**Saved entries:**
--------

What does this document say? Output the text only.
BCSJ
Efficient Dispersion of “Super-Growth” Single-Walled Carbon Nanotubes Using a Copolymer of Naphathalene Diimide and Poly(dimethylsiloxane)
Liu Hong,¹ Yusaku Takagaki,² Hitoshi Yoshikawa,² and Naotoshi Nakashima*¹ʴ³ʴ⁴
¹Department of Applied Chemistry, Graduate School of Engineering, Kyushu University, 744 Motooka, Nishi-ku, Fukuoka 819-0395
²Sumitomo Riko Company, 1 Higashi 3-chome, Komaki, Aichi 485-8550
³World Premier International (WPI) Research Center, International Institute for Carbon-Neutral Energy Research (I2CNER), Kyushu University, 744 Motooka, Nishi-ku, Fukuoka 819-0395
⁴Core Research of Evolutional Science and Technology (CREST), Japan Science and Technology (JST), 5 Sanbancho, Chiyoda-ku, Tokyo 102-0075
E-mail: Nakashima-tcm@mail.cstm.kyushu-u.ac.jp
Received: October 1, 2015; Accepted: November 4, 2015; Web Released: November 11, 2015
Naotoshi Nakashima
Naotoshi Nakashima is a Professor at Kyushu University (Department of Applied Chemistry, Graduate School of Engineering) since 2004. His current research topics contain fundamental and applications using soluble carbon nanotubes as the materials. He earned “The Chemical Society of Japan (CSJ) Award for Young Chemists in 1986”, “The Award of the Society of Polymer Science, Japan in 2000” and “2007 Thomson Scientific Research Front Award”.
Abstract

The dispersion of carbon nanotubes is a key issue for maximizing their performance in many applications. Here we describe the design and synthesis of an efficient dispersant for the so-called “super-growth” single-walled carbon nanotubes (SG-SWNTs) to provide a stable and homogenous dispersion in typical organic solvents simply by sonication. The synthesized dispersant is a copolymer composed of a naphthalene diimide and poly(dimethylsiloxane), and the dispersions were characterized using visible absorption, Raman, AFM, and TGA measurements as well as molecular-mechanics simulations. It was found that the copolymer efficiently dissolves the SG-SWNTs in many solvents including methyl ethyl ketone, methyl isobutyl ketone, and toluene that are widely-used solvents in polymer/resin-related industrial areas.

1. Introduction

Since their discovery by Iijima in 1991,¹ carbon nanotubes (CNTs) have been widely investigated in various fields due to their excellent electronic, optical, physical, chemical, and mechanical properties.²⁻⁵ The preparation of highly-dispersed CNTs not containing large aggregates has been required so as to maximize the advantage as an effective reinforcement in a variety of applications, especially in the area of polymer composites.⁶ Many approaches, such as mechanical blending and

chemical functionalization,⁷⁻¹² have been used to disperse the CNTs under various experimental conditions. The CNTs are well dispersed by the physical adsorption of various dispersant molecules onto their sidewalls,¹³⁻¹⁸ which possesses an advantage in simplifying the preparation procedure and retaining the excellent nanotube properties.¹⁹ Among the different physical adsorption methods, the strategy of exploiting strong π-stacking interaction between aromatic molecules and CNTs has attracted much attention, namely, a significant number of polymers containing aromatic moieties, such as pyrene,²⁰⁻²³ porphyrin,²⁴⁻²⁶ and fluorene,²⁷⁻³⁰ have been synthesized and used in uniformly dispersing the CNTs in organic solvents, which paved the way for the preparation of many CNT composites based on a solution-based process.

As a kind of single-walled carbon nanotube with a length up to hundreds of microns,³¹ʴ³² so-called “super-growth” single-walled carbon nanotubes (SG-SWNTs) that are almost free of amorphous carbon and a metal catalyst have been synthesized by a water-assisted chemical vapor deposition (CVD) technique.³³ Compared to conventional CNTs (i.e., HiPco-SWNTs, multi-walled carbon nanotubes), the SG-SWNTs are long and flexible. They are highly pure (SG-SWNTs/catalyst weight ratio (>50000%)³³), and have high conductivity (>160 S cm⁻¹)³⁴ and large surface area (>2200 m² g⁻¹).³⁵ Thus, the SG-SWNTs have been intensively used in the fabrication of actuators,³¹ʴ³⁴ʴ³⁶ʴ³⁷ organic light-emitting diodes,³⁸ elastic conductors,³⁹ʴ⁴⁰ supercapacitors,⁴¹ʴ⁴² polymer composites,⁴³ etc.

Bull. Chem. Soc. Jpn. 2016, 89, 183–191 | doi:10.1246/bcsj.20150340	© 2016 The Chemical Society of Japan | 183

--------

**Work required:**
Write down the number of lines where the word "Motooka" appears, and nothing further.

**Response:**
2